**WRITTEN TASK:** Go through the listing and pick out each line with the word "name" in it.

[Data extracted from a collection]
◆ ◆ ◆ ◆

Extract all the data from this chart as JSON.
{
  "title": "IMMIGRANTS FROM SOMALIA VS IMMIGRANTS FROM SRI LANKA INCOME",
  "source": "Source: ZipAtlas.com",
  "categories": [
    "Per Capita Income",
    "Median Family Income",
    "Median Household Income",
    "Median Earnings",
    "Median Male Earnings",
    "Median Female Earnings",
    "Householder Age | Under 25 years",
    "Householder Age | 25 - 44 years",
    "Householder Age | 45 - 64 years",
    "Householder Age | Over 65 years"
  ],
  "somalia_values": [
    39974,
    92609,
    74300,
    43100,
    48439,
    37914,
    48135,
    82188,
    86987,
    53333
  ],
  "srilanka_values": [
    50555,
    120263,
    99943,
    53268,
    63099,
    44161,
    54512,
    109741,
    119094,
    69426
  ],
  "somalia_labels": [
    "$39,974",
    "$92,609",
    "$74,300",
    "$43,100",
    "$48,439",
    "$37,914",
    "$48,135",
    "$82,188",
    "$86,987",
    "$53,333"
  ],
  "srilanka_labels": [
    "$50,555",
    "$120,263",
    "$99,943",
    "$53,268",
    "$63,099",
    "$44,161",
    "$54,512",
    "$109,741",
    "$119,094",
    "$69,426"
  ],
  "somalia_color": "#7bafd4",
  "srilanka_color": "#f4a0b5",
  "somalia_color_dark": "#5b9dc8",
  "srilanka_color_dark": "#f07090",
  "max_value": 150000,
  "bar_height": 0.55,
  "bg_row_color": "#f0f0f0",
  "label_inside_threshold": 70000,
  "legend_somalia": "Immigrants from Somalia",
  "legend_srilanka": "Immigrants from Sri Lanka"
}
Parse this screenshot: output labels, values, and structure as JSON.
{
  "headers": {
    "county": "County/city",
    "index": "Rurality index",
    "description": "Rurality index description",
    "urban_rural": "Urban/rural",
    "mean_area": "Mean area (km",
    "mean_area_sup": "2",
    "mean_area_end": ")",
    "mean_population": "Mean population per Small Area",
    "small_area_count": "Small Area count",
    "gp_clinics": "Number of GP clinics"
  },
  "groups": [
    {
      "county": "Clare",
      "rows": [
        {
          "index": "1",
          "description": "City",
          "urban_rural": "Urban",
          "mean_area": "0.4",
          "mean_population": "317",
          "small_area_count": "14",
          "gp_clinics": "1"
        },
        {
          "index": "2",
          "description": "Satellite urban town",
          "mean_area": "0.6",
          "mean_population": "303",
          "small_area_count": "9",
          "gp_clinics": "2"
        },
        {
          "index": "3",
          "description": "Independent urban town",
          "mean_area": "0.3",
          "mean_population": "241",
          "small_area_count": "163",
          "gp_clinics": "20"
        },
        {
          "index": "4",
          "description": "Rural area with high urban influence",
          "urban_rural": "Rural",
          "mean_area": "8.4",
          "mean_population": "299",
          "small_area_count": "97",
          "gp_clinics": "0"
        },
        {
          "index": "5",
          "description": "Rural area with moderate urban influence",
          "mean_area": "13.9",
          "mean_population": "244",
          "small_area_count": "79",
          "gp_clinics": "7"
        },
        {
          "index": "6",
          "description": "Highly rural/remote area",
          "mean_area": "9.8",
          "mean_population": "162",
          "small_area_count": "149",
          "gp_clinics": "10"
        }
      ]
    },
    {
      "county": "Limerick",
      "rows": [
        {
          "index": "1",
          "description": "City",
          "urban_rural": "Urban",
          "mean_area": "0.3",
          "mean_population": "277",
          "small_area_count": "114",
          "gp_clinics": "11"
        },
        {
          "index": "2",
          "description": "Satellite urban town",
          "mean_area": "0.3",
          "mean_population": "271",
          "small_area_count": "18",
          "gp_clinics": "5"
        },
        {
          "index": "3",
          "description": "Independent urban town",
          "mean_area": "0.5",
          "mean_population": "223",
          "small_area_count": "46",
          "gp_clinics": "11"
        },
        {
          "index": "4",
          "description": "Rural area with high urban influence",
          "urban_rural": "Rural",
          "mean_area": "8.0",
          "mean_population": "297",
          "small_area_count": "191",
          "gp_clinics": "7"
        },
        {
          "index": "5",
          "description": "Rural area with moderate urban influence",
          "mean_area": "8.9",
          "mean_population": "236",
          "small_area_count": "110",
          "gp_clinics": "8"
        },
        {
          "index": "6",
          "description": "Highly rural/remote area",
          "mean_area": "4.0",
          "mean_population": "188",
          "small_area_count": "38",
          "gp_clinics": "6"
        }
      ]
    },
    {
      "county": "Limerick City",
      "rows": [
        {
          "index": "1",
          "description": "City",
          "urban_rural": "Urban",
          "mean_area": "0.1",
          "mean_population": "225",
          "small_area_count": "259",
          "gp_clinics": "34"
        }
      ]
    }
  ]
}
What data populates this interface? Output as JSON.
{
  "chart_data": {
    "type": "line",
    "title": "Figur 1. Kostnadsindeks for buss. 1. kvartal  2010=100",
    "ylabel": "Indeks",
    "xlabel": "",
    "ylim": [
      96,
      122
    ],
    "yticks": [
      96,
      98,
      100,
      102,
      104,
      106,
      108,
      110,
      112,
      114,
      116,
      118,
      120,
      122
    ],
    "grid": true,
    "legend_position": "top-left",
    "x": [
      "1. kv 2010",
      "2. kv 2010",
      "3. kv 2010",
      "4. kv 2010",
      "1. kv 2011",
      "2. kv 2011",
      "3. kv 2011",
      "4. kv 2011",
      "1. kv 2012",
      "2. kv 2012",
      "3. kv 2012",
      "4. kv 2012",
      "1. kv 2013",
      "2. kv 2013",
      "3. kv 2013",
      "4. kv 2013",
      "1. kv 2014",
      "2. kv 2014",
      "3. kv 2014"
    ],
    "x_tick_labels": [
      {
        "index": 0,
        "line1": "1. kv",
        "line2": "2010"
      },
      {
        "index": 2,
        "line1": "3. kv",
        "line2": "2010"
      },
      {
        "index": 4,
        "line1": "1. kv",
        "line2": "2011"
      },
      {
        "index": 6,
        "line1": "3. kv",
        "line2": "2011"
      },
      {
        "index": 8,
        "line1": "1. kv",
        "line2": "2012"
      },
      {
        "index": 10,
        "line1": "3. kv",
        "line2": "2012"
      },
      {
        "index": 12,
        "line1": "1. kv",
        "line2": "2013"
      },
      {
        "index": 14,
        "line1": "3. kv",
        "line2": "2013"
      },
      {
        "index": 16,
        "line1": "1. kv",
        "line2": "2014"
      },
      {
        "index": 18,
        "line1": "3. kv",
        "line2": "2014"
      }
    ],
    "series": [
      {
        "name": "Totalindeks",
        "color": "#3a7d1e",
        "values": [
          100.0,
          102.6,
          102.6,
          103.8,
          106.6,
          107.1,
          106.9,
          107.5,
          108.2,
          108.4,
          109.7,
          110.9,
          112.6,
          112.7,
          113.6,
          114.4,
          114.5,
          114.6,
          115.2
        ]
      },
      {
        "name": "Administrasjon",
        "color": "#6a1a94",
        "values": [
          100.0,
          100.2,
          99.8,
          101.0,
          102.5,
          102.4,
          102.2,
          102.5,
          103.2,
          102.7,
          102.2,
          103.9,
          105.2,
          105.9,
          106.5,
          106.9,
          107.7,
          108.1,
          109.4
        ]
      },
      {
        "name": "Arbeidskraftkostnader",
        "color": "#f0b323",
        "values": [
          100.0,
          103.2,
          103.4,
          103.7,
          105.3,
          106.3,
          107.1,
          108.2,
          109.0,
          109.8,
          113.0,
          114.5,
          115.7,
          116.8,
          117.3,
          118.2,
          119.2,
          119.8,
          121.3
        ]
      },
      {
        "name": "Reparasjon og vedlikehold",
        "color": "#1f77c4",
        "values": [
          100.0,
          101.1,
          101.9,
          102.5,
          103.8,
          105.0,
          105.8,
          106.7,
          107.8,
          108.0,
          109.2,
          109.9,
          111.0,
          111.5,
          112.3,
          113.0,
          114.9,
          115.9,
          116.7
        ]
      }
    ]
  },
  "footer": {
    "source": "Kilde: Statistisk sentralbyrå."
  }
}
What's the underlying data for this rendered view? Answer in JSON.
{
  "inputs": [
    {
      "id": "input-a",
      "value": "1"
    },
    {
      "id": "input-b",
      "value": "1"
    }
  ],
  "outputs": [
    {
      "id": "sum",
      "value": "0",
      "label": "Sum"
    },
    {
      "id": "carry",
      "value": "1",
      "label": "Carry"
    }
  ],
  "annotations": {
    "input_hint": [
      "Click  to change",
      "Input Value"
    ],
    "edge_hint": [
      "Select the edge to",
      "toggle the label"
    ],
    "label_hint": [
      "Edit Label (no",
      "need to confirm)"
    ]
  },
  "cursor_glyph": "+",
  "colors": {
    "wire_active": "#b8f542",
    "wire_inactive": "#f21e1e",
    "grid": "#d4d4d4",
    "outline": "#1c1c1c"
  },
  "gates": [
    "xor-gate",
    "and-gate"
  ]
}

◆ ◆ ◆ ◆

**EXERCISE OUTPUT:**
        "name": "Totalindeks",
        "name": "Administrasjon",
        "name": "Arbeidskraftkostnader",
        "name": "Reparasjon og vedlikehold",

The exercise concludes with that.